**TASK TO CARRY OUT**. Every line that holds the string "pháp" is to be identified and copied.

[BEGIN EXERCISE INPUT]

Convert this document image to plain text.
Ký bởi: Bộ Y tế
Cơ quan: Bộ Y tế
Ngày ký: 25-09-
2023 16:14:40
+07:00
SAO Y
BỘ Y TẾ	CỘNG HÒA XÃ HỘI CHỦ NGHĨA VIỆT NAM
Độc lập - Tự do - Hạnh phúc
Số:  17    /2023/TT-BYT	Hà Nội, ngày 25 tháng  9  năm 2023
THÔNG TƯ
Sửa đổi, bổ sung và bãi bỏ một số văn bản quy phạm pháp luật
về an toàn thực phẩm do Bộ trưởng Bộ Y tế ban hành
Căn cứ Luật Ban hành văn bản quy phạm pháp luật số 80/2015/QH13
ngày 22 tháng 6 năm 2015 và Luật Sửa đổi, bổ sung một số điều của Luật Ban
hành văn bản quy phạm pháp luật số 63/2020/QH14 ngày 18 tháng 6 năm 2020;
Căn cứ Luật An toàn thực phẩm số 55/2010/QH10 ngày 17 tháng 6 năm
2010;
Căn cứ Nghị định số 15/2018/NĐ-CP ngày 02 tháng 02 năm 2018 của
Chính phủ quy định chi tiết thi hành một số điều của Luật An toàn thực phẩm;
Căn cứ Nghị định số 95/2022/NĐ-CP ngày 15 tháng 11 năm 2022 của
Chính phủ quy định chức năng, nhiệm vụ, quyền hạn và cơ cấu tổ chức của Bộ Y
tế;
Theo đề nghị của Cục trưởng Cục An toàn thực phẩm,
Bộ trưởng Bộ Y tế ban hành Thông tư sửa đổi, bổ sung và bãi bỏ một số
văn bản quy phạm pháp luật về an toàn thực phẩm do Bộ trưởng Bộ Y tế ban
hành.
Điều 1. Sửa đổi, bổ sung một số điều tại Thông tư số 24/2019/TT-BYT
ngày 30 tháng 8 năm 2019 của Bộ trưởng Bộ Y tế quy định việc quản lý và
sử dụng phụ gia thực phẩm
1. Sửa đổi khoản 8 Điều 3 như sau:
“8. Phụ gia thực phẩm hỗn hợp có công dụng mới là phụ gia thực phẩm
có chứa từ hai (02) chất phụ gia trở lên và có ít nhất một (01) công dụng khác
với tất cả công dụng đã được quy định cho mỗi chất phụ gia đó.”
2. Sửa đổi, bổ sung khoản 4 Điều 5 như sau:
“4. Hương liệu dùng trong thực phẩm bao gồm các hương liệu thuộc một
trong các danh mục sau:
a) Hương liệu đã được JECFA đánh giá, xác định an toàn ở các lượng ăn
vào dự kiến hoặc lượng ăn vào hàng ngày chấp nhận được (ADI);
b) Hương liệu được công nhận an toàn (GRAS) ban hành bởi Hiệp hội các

[END EXERCISE INPUT]

**WRITTEN SOLUTION**.
Sửa đổi, bổ sung và bãi bỏ một số văn bản quy phạm pháp luật
Căn cứ Luật Ban hành văn bản quy phạm pháp luật số 80/2015/QH13
hành văn bản quy phạm pháp luật số 63/2020/QH14 ngày 18 tháng 6 năm 2020;
văn bản quy phạm pháp luật về an toàn thực phẩm do Bộ trưởng Bộ Y tế ban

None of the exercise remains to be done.